+++ Extracted information

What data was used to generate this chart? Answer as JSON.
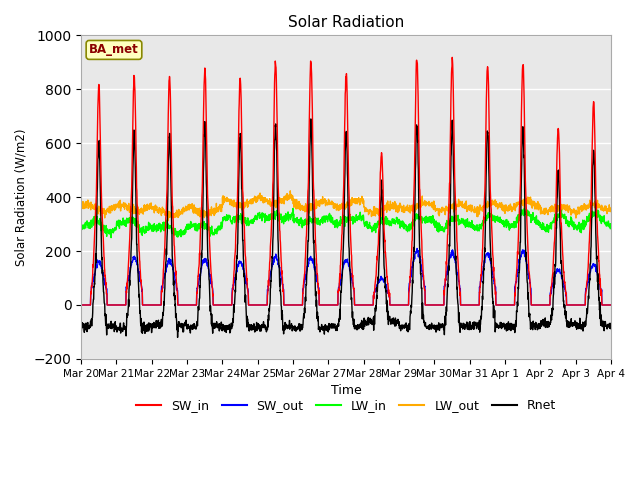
{
  "title": "Solar Radiation",
  "xlabel": "Time",
  "ylabel": "Solar Radiation (W/m2)",
  "ylim": [
    -200,
    1000
  ],
  "bg_color": "#e8e8e8",
  "grid_color": "white",
  "station_label": "BA_met",
  "x_tick_labels": [
    "Mar 20",
    "Mar 21",
    "Mar 22",
    "Mar 23",
    "Mar 24",
    "Mar 25",
    "Mar 26",
    "Mar 27",
    "Mar 28",
    "Mar 29",
    "Mar 30",
    "Mar 31",
    "Apr 1",
    "Apr 2",
    "Apr 3",
    "Apr 4"
  ],
  "colors": {
    "SW_in": "#ff0000",
    "SW_out": "#0000ff",
    "LW_in": "#00ff00",
    "LW_out": "#ffaa00",
    "Rnet": "#000000"
  },
  "lw": 1.0,
  "n_days": 15,
  "pts_per_day": 144,
  "peak_SW_in": [
    810,
    850,
    840,
    870,
    840,
    900,
    900,
    860,
    560,
    920,
    910,
    890,
    900,
    650,
    750
  ],
  "peak_SW_out": [
    160,
    175,
    165,
    170,
    160,
    180,
    175,
    165,
    100,
    200,
    195,
    190,
    200,
    130,
    150
  ],
  "lw_in_base": [
    285,
    290,
    275,
    280,
    310,
    320,
    305,
    310,
    295,
    300,
    295,
    300,
    310,
    300,
    305
  ],
  "lw_out_base": [
    360,
    360,
    345,
    350,
    380,
    390,
    370,
    375,
    355,
    365,
    360,
    365,
    370,
    355,
    360
  ],
  "rnet_night": [
    -80,
    -85,
    -75,
    -80,
    -85,
    -80,
    -85,
    -80,
    -60,
    -80,
    -80,
    -75,
    -80,
    -70,
    -75
  ]
}
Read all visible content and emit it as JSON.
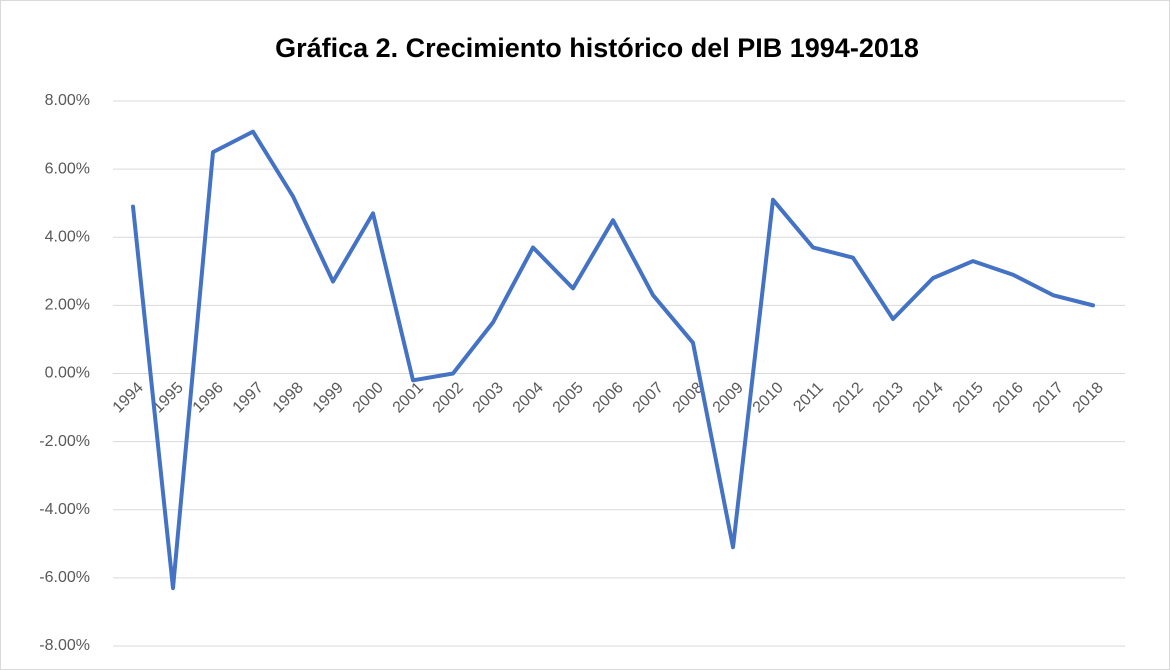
{
  "chart_data": {
    "type": "line",
    "title": "Gráfica 2. Crecimiento histórico del PIB 1994-2018",
    "categories": [
      "1994",
      "1995",
      "1996",
      "1997",
      "1998",
      "1999",
      "2000",
      "2001",
      "2002",
      "2003",
      "2004",
      "2005",
      "2006",
      "2007",
      "2008",
      "2009",
      "2010",
      "2011",
      "2012",
      "2013",
      "2014",
      "2015",
      "2016",
      "2017",
      "2018"
    ],
    "values": [
      4.9,
      -6.3,
      6.5,
      7.1,
      5.2,
      2.7,
      4.7,
      -0.2,
      0.0,
      1.5,
      3.7,
      2.5,
      4.5,
      2.3,
      0.9,
      -5.1,
      5.1,
      3.7,
      3.4,
      1.6,
      2.8,
      3.3,
      2.9,
      2.3,
      2.0
    ],
    "color": "#4472c4",
    "ylim": [
      -8,
      8
    ],
    "yticks": [
      {
        "value": -8,
        "label": "-8.00%"
      },
      {
        "value": -6,
        "label": "-6.00%"
      },
      {
        "value": -4,
        "label": "-4.00%"
      },
      {
        "value": -2,
        "label": "-2.00%"
      },
      {
        "value": 0,
        "label": "0.00%"
      },
      {
        "value": 2,
        "label": "2.00%"
      },
      {
        "value": 4,
        "label": "4.00%"
      },
      {
        "value": 6,
        "label": "6.00%"
      },
      {
        "value": 8,
        "label": "8.00%"
      }
    ],
    "grid": true
  }
}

++++++

§ **What the task requires**: Pull out every line of the records above that contains the word "title".

§ **Solution for this exercise**:
  "title": "Solar Radiation",
    "title": "Gráfica 2. Crecimiento histórico del PIB 1994-2018",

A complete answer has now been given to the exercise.